*SHORT EXERCISE*.
Extract all of the entries and set them down verbatim.

*MATERIAL SHOWN*.
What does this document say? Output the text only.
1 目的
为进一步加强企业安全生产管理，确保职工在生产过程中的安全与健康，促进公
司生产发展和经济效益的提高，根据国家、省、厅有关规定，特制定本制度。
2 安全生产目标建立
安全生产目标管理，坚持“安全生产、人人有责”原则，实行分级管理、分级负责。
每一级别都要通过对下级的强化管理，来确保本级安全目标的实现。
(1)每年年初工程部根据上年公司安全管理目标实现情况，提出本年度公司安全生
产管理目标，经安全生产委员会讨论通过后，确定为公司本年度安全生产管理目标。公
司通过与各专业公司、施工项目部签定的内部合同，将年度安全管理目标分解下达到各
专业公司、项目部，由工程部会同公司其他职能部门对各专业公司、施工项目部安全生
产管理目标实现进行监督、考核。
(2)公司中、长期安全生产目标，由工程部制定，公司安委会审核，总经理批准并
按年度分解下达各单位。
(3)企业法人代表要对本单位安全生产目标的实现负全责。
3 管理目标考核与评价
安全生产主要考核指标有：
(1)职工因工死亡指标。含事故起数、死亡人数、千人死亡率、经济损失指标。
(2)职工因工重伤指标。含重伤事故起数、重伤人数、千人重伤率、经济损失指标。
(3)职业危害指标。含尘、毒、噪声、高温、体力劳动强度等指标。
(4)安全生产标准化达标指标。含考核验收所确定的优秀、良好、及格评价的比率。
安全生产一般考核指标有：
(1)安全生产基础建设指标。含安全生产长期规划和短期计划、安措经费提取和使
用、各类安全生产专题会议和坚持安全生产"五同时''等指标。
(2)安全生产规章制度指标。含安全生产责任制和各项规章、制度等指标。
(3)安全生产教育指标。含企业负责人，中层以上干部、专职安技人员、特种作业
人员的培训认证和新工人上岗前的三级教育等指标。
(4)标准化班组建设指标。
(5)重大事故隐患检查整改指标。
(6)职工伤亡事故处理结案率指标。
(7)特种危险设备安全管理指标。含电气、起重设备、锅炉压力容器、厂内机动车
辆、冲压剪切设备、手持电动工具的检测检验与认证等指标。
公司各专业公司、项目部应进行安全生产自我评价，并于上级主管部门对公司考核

*ANSWER TO THIS PROBLEM*.
What does this document say? Output the text only.
1 目的
为进一步加强企业安全生产管理，确保职工在生产过程中的安全与健康，促进公
司生产发展和经济效益的提高，根据国家、省、厅有关规定，特制定本制度。
2 安全生产目标建立
安全生产目标管理，坚持“安全生产、人人有责”原则，实行分级管理、分级负责。
每一级别都要通过对下级的强化管理，来确保本级安全目标的实现。
(1)每年年初工程部根据上年公司安全管理目标实现情况，提出本年度公司安全生
产管理目标，经安全生产委员会讨论通过后，确定为公司本年度安全生产管理目标。公
司通过与各专业公司、施工项目部签定的内部合同，将年度安全管理目标分解下达到各
专业公司、项目部，由工程部会同公司其他职能部门对各专业公司、施工项目部安全生
产管理目标实现进行监督、考核。
(2)公司中、长期安全生产目标，由工程部制定，公司安委会审核，总经理批准并
按年度分解下达各单位。
(3)企业法人代表要对本单位安全生产目标的实现负全责。
3 管理目标考核与评价
安全生产主要考核指标有：
(1)职工因工死亡指标。含事故起数、死亡人数、千人死亡率、经济损失指标。
(2)职工因工重伤指标。含重伤事故起数、重伤人数、千人重伤率、经济损失指标。
(3)职业危害指标。含尘、毒、噪声、高温、体力劳动强度等指标。
(4)安全生产标准化达标指标。含考核验收所确定的优秀、良好、及格评价的比率。
安全生产一般考核指标有：
(1)安全生产基础建设指标。含安全生产长期规划和短期计划、安措经费提取和使
用、各类安全生产专题会议和坚持安全生产"五同时''等指标。
(2)安全生产规章制度指标。含安全生产责任制和各项规章、制度等指标。
(3)安全生产教育指标。含企业负责人，中层以上干部、专职安技人员、特种作业
人员的培训认证和新工人上岗前的三级教育等指标。
(4)标准化班组建设指标。
(5)重大事故隐患检查整改指标。
(6)职工伤亡事故处理结案率指标。
(7)特种危险设备安全管理指标。含电气、起重设备、锅炉压力容器、厂内机动车
辆、冲压剪切设备、手持电动工具的检测检验与认证等指标。
公司各专业公司、项目部应进行安全生产自我评价，并于上级主管部门对公司考核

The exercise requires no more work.